***** EXTRACTED INFORMATION

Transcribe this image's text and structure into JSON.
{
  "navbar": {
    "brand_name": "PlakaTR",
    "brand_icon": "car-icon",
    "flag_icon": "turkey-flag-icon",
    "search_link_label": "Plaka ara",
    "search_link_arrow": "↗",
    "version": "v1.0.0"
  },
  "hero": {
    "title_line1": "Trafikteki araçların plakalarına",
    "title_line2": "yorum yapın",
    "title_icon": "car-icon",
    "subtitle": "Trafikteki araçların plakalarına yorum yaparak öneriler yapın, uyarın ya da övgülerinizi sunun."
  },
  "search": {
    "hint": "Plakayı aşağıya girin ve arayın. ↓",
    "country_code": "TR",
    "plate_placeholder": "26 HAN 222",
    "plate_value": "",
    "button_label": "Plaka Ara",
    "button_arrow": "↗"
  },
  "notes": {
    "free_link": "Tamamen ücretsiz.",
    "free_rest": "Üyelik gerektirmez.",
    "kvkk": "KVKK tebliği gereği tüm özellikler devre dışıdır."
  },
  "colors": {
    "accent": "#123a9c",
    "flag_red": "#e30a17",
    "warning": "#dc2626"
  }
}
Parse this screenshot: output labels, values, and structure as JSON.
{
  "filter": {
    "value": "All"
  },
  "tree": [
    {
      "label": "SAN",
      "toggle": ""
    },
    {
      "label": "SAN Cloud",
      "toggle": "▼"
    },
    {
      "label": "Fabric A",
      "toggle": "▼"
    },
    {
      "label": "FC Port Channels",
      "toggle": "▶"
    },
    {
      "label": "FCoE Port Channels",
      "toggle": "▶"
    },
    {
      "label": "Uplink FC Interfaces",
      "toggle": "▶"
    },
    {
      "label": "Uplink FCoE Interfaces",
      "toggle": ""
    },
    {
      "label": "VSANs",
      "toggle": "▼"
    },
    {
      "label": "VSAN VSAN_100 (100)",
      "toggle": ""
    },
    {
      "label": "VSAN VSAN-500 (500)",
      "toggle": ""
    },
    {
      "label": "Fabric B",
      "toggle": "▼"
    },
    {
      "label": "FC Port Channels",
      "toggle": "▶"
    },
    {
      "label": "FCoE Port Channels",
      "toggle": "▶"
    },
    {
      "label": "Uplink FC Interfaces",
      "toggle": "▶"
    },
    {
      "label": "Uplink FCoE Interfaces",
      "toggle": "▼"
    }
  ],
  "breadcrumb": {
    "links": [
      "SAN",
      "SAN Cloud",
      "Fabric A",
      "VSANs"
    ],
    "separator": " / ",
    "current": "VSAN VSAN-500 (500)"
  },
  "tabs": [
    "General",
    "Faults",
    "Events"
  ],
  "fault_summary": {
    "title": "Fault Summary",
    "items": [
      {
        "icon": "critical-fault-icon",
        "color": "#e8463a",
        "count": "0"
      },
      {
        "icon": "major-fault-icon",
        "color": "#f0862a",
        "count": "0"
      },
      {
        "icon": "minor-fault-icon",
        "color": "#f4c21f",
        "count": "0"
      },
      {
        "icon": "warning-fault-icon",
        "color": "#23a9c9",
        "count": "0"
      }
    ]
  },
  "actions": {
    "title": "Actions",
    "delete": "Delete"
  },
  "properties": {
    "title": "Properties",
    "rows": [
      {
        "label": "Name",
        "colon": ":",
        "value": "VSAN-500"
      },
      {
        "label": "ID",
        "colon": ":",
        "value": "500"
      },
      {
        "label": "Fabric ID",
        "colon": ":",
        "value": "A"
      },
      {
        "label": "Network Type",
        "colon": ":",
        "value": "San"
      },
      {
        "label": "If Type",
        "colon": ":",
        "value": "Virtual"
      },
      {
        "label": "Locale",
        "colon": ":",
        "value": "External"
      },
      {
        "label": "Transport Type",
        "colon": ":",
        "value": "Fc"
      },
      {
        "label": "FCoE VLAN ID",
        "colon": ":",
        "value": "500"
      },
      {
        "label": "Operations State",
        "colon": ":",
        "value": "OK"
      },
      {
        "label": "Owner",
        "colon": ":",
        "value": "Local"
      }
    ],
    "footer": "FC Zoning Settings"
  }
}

**********

REQUIRED WORK →
Tally up how many lines in the preceding listing contain the word "structure". Give nothing but the number.

WRITTEN RESPONSE →
2